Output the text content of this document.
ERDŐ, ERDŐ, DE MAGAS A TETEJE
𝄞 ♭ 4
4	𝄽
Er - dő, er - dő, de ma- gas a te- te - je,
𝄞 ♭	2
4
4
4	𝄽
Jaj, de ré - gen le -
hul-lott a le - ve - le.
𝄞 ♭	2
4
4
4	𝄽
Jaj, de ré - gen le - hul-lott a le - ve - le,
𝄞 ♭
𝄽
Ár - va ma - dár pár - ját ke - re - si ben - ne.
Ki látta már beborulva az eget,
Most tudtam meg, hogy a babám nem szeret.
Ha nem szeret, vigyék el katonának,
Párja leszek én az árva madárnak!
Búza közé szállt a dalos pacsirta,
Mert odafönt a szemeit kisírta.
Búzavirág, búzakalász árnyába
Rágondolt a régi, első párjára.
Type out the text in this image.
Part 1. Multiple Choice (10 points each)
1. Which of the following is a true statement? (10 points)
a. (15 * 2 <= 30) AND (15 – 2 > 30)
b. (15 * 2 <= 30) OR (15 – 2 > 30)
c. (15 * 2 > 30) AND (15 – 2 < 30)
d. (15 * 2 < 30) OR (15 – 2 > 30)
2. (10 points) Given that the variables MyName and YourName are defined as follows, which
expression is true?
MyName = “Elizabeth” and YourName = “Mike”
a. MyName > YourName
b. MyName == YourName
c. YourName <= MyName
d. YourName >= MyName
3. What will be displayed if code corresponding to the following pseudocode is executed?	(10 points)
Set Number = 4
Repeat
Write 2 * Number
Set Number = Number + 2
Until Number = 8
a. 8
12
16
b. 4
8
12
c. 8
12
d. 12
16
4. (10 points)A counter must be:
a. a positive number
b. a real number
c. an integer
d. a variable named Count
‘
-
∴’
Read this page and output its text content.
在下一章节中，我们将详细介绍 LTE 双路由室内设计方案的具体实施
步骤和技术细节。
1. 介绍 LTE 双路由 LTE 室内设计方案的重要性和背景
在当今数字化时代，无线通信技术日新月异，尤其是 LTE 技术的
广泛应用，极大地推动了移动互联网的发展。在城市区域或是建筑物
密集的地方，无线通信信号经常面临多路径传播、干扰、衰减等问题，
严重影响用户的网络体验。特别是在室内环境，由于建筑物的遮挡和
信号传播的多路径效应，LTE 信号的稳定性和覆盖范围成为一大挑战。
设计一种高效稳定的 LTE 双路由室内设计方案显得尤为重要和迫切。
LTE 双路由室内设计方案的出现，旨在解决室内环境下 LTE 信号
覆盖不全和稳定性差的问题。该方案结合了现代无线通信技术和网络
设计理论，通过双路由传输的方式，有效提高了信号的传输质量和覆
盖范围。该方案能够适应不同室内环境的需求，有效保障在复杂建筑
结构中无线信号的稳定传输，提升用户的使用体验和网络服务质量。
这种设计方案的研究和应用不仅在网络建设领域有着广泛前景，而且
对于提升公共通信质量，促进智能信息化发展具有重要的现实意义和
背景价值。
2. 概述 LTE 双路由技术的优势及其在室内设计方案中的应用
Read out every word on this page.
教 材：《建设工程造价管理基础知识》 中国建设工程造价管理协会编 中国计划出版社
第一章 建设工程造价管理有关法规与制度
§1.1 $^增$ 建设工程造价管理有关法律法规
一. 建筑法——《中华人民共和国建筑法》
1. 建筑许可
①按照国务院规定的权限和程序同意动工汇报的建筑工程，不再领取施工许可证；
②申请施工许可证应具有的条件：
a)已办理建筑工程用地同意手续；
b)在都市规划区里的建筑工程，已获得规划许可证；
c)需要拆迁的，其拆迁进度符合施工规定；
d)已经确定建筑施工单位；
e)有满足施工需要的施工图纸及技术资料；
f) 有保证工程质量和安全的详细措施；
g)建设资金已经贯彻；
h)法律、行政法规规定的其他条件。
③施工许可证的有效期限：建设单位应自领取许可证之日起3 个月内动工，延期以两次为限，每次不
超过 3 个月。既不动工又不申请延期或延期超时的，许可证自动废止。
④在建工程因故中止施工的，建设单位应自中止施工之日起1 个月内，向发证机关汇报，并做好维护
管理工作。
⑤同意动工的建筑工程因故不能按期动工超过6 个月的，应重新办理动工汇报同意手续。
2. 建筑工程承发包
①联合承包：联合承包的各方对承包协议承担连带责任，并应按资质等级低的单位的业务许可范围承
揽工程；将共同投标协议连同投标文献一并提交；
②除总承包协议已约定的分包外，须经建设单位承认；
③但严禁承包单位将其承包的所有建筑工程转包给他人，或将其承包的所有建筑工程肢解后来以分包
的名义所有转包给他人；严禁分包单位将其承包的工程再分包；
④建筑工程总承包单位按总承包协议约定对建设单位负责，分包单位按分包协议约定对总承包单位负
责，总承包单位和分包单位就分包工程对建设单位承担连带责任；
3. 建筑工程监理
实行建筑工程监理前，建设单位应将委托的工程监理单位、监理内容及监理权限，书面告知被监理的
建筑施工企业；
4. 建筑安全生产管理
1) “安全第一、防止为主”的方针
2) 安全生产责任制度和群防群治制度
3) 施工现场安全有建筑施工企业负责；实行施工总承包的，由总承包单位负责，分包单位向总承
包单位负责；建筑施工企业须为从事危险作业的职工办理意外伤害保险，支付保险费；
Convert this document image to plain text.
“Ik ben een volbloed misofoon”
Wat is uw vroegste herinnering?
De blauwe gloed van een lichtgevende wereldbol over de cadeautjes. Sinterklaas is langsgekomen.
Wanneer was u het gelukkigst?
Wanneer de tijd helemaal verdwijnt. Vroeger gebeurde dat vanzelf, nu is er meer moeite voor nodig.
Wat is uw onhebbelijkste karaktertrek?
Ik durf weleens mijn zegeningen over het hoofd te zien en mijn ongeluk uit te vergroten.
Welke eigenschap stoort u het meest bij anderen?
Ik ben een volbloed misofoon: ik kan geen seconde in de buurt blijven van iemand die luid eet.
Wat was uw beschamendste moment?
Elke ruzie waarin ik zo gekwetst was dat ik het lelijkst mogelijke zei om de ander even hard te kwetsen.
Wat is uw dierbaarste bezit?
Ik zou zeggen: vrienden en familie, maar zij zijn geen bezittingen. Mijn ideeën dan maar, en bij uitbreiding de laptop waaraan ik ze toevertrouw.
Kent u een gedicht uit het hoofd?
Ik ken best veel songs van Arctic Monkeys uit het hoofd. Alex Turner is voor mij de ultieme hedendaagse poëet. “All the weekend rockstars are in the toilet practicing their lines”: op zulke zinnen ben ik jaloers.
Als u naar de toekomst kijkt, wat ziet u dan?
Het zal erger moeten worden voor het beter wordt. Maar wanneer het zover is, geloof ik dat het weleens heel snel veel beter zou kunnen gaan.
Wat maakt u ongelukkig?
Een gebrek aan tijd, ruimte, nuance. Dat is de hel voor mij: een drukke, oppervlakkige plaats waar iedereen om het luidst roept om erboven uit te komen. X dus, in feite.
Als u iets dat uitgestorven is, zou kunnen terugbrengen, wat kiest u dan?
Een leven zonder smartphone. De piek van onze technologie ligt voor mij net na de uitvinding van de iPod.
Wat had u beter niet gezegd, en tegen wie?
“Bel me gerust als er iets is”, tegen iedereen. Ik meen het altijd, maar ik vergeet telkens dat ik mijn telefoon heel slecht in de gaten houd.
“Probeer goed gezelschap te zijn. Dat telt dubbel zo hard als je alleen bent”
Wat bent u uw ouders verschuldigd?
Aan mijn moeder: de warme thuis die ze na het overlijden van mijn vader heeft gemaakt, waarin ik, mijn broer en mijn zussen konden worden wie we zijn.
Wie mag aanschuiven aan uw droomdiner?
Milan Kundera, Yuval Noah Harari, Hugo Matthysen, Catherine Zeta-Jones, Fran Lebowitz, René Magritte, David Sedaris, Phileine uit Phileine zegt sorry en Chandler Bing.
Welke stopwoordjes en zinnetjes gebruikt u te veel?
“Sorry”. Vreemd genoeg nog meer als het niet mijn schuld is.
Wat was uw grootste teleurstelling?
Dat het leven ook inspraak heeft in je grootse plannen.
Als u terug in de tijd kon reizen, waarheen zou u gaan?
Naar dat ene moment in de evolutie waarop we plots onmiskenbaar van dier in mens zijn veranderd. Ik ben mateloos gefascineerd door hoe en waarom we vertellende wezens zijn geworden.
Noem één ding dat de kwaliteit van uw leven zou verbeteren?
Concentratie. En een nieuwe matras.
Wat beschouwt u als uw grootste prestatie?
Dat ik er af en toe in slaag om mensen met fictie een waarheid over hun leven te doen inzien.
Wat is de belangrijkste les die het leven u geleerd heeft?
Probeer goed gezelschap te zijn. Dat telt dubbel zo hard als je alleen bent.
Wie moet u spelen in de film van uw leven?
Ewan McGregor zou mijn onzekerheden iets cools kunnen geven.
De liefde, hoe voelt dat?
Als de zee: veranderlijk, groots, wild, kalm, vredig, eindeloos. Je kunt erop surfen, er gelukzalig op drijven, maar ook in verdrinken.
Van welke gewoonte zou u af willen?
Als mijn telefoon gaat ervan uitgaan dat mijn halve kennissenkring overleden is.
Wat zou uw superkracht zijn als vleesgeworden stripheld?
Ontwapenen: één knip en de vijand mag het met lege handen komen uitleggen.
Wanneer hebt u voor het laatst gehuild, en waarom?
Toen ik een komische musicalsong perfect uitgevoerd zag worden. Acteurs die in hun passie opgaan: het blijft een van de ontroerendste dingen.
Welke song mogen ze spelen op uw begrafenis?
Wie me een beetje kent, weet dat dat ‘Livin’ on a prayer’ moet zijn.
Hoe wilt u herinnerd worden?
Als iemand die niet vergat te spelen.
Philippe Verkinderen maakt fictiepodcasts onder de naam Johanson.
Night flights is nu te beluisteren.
################
_Stated problem_: Identify all lines in the records above with the word "heeft".

_The output_:
Aan mijn moeder: de warme thuis die ze na het overlijden van mijn vader heeft gemaakt, waarin ik, mijn broer en mijn zussen konden worden wie we zijn.
Dat het leven ook inspraak heeft in je grootse plannen.
Wat is de belangrijkste les die het leven u geleerd heeft?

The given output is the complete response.